Figure record extracts:
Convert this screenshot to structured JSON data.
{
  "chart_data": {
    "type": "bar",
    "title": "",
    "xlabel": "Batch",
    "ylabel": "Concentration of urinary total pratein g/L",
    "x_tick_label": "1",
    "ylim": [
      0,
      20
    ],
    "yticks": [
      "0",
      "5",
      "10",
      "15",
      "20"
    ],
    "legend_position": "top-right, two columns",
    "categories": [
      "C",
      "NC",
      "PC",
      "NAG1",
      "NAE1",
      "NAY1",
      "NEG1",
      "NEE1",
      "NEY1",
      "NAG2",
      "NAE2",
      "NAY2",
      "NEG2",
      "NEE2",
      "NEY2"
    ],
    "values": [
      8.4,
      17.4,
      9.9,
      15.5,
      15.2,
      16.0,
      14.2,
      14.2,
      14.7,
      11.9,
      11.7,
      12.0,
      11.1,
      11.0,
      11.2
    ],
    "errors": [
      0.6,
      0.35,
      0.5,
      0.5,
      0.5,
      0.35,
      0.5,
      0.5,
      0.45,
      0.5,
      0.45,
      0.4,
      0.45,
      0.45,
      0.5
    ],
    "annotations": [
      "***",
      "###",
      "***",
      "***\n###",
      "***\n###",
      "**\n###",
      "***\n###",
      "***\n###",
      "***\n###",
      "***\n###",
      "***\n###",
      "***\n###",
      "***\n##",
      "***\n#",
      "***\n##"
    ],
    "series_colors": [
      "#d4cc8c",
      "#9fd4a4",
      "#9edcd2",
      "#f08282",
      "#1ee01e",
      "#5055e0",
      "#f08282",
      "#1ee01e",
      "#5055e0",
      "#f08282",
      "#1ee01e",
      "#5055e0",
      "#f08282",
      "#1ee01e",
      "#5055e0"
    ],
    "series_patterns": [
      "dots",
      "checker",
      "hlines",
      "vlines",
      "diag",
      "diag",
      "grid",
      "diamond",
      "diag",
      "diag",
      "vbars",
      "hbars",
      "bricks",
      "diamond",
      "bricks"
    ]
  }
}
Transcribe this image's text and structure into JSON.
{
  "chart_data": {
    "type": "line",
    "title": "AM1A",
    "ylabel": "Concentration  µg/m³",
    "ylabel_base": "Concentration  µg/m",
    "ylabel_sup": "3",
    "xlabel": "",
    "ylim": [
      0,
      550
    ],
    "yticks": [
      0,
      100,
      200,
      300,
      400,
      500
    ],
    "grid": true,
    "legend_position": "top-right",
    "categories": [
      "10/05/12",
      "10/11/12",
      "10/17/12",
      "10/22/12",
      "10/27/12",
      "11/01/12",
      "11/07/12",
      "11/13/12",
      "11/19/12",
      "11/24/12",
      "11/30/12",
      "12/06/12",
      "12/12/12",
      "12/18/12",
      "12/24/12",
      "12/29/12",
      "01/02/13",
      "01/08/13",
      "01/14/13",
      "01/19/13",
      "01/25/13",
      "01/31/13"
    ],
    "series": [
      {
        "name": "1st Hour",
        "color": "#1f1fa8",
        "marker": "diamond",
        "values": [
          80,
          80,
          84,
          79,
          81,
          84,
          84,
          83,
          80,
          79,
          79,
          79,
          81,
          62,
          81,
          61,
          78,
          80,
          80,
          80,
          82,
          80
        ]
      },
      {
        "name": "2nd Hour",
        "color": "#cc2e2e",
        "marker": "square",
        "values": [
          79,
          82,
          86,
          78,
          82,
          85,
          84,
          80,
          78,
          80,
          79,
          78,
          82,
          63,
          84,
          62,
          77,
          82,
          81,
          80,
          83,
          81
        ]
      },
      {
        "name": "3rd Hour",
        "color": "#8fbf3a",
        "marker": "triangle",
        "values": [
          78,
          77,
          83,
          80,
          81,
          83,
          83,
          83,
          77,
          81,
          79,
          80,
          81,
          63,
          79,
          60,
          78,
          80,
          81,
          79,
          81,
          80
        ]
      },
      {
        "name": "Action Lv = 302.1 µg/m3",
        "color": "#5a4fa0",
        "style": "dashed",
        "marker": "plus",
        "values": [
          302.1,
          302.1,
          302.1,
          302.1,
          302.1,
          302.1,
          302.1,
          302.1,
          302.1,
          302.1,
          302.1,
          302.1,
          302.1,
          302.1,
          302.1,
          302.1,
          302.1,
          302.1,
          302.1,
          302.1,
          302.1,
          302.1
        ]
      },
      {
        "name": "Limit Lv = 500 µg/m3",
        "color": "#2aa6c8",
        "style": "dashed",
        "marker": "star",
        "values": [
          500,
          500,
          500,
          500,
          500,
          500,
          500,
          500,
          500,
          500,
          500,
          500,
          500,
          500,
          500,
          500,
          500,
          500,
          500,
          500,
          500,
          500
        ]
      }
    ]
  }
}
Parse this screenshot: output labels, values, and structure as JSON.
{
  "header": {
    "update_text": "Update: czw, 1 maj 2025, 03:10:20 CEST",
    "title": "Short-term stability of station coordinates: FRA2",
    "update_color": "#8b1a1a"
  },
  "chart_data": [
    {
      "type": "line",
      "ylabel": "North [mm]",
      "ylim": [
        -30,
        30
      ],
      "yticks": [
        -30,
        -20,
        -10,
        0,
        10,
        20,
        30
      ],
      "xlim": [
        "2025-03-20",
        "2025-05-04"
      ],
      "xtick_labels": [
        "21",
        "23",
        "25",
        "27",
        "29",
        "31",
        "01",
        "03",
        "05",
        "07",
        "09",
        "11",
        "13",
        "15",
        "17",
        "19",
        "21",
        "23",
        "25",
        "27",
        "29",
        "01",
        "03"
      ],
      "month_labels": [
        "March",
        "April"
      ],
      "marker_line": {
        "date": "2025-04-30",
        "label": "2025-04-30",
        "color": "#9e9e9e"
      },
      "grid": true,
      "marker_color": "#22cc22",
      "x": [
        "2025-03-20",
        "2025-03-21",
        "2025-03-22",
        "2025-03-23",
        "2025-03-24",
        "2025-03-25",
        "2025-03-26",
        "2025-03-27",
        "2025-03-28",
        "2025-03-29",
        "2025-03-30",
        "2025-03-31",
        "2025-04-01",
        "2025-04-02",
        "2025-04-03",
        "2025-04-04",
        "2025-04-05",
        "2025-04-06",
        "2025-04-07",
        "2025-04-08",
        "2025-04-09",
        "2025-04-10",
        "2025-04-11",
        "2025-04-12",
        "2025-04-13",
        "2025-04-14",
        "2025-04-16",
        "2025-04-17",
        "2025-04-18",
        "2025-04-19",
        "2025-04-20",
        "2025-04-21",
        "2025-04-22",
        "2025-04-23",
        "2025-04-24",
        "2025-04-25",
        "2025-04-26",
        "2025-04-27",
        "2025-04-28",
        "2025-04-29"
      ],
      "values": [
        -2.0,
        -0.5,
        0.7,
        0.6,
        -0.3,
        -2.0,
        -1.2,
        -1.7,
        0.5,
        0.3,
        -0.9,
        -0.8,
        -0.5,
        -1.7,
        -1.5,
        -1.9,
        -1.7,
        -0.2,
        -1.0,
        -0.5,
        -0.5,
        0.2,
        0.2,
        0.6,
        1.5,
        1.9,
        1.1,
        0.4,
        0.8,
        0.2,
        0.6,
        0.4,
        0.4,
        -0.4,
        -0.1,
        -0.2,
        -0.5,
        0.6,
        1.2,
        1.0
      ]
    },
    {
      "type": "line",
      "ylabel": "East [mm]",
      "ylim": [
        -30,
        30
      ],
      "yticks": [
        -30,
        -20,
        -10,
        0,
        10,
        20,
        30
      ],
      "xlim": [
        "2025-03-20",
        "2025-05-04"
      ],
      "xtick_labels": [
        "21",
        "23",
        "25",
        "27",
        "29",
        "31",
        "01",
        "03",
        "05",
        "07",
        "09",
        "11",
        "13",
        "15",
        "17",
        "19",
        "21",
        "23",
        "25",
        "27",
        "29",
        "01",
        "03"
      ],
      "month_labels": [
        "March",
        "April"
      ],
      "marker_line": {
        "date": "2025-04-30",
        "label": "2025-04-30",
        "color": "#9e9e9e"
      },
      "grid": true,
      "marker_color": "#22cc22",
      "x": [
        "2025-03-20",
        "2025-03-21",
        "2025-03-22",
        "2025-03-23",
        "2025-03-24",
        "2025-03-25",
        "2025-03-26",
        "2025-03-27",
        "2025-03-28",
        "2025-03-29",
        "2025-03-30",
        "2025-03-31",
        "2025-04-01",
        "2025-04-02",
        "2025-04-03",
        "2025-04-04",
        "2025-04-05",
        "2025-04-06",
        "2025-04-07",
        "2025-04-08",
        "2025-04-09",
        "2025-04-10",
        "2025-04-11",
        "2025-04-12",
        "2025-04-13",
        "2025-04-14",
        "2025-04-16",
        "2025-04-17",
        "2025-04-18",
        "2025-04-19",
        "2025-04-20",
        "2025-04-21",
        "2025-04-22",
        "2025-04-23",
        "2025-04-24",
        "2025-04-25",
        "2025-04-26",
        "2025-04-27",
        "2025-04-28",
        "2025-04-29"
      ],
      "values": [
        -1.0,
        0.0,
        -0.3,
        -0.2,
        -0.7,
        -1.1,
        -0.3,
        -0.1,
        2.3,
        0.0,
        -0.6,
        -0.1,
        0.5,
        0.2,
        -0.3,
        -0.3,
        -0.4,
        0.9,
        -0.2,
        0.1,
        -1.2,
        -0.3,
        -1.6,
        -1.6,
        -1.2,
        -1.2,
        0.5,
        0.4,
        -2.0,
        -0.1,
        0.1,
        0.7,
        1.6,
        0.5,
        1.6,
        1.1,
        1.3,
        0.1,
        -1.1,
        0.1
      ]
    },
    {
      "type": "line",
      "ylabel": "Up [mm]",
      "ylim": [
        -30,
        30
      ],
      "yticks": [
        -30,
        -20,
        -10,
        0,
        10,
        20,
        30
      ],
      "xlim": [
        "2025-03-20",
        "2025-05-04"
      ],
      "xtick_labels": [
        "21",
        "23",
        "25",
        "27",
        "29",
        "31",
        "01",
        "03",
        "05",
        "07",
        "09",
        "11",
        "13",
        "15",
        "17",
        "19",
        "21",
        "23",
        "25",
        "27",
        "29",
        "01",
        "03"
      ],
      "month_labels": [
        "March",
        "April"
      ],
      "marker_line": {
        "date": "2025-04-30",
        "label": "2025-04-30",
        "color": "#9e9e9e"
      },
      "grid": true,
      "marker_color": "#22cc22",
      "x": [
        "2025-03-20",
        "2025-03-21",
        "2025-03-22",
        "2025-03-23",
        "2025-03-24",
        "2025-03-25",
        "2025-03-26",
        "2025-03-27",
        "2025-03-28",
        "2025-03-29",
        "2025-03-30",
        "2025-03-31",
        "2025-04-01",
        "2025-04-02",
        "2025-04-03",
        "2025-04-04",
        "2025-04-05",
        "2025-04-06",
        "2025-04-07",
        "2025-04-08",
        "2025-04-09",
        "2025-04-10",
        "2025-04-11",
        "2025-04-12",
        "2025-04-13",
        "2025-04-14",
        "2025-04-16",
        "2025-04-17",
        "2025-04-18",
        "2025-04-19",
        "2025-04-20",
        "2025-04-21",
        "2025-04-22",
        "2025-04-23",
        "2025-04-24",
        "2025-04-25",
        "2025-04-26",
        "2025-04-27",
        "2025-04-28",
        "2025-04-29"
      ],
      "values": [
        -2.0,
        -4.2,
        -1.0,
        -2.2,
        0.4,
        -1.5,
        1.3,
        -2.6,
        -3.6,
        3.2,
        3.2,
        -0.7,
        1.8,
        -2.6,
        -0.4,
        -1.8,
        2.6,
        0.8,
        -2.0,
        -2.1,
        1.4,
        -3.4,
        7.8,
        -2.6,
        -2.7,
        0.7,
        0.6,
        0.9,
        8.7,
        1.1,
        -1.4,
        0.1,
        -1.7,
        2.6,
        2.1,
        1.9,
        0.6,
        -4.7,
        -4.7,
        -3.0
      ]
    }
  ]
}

**Written task:** Spot every line that holds "right" and copy it.

**Solution to the exercise:**
    "legend_position": "top-right, two columns",
    "legend_position": "top-right",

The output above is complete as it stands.